### BRIEF
Output the material below in full, exactly as it is.

### RECORDS FOR PROCESSING

++++++++

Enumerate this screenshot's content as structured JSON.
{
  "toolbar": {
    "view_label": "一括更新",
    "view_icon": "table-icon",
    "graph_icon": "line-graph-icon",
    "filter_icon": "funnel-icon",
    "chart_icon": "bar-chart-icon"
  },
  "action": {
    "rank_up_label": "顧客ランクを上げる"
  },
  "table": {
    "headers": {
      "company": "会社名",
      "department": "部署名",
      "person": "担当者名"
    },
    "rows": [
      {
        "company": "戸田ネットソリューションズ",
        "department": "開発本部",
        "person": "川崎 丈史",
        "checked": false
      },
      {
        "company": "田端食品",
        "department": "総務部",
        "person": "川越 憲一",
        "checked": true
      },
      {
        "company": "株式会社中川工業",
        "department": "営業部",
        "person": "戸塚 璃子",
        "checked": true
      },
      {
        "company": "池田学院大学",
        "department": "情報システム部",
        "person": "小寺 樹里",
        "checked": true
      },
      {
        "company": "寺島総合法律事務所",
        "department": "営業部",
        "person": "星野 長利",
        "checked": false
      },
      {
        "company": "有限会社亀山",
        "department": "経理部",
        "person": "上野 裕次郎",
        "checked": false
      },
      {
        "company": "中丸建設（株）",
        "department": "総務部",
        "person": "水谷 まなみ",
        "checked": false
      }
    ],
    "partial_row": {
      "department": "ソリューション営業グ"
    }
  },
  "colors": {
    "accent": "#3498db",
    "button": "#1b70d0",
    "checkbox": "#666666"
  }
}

++++++++

### THE RESPONSE
Enumerate this screenshot's content as structured JSON.
{
  "toolbar": {
    "view_label": "一括更新",
    "view_icon": "table-icon",
    "graph_icon": "line-graph-icon",
    "filter_icon": "funnel-icon",
    "chart_icon": "bar-chart-icon"
  },
  "action": {
    "rank_up_label": "顧客ランクを上げる"
  },
  "table": {
    "headers": {
      "company": "会社名",
      "department": "部署名",
      "person": "担当者名"
    },
    "rows": [
      {
        "company": "戸田ネットソリューションズ",
        "department": "開発本部",
        "person": "川崎 丈史",
        "checked": false
      },
      {
        "company": "田端食品",
        "department": "総務部",
        "person": "川越 憲一",
        "checked": true
      },
      {
        "company": "株式会社中川工業",
        "department": "営業部",
        "person": "戸塚 璃子",
        "checked": true
      },
      {
        "company": "池田学院大学",
        "department": "情報システム部",
        "person": "小寺 樹里",
        "checked": true
      },
      {
        "company": "寺島総合法律事務所",
        "department": "営業部",
        "person": "星野 長利",
        "checked": false
      },
      {
        "company": "有限会社亀山",
        "department": "経理部",
        "person": "上野 裕次郎",
        "checked": false
      },
      {
        "company": "中丸建設（株）",
        "department": "総務部",
        "person": "水谷 まなみ",
        "checked": false
      }
    ],
    "partial_row": {
      "department": "ソリューション営業グ"
    }
  },
  "colors": {
    "accent": "#3498db",
    "button": "#1b70d0",
    "checkbox": "#666666"
  }
}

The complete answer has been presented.